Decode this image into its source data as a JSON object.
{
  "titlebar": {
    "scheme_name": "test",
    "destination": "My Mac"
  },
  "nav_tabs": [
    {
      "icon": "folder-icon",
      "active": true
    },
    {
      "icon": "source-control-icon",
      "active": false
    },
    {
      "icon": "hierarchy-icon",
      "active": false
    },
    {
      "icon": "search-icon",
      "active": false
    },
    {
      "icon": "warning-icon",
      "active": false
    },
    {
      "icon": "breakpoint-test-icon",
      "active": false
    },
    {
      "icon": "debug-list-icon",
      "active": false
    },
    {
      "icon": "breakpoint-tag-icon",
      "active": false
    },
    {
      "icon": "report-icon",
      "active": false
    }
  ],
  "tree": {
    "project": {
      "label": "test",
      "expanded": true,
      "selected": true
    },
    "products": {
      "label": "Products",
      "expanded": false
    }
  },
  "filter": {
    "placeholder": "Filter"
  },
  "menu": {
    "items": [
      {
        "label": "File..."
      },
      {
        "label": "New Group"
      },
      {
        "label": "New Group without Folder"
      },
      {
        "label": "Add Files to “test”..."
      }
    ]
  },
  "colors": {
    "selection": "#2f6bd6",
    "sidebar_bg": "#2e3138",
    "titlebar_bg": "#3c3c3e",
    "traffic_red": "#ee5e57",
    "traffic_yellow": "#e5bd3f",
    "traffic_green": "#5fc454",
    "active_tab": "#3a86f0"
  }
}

*REQUIRED TASK*: Return all the data above once more, precisely as given.

*RESPONSE TO THIS EXERCISE*:
Decode this image into its source data as a JSON object.
{
  "titlebar": {
    "scheme_name": "test",
    "destination": "My Mac"
  },
  "nav_tabs": [
    {
      "icon": "folder-icon",
      "active": true
    },
    {
      "icon": "source-control-icon",
      "active": false
    },
    {
      "icon": "hierarchy-icon",
      "active": false
    },
    {
      "icon": "search-icon",
      "active": false
    },
    {
      "icon": "warning-icon",
      "active": false
    },
    {
      "icon": "breakpoint-test-icon",
      "active": false
    },
    {
      "icon": "debug-list-icon",
      "active": false
    },
    {
      "icon": "breakpoint-tag-icon",
      "active": false
    },
    {
      "icon": "report-icon",
      "active": false
    }
  ],
  "tree": {
    "project": {
      "label": "test",
      "expanded": true,
      "selected": true
    },
    "products": {
      "label": "Products",
      "expanded": false
    }
  },
  "filter": {
    "placeholder": "Filter"
  },
  "menu": {
    "items": [
      {
        "label": "File..."
      },
      {
        "label": "New Group"
      },
      {
        "label": "New Group without Folder"
      },
      {
        "label": "Add Files to “test”..."
      }
    ]
  },
  "colors": {
    "selection": "#2f6bd6",
    "sidebar_bg": "#2e3138",
    "titlebar_bg": "#3c3c3e",
    "traffic_red": "#ee5e57",
    "traffic_yellow": "#e5bd3f",
    "traffic_green": "#5fc454",
    "active_tab": "#3a86f0"
  }
}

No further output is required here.